● REQUIRED WORK
Transcribe all of the records precisely as they are presented.

----------

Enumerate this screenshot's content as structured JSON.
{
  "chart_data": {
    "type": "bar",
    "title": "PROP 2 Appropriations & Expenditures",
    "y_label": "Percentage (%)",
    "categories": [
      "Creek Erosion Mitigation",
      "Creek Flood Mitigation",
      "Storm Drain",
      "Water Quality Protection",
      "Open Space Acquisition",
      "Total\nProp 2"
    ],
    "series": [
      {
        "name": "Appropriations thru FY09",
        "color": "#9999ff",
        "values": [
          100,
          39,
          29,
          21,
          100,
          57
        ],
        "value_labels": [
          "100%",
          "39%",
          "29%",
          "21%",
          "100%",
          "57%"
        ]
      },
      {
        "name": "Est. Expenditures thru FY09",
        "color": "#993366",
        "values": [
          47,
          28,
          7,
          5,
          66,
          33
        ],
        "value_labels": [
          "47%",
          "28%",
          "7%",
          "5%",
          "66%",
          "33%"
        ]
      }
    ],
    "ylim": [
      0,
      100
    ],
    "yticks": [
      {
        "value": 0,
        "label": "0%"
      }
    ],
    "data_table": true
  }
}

----------

● FULL RESPONSE
Enumerate this screenshot's content as structured JSON.
{
  "chart_data": {
    "type": "bar",
    "title": "PROP 2 Appropriations & Expenditures",
    "y_label": "Percentage (%)",
    "categories": [
      "Creek Erosion Mitigation",
      "Creek Flood Mitigation",
      "Storm Drain",
      "Water Quality Protection",
      "Open Space Acquisition",
      "Total\nProp 2"
    ],
    "series": [
      {
        "name": "Appropriations thru FY09",
        "color": "#9999ff",
        "values": [
          100,
          39,
          29,
          21,
          100,
          57
        ],
        "value_labels": [
          "100%",
          "39%",
          "29%",
          "21%",
          "100%",
          "57%"
        ]
      },
      {
        "name": "Est. Expenditures thru FY09",
        "color": "#993366",
        "values": [
          47,
          28,
          7,
          5,
          66,
          33
        ],
        "value_labels": [
          "47%",
          "28%",
          "7%",
          "5%",
          "66%",
          "33%"
        ]
      }
    ],
    "ylim": [
      0,
      100
    ],
    "yticks": [
      {
        "value": 0,
        "label": "0%"
      }
    ],
    "data_table": true
  }
}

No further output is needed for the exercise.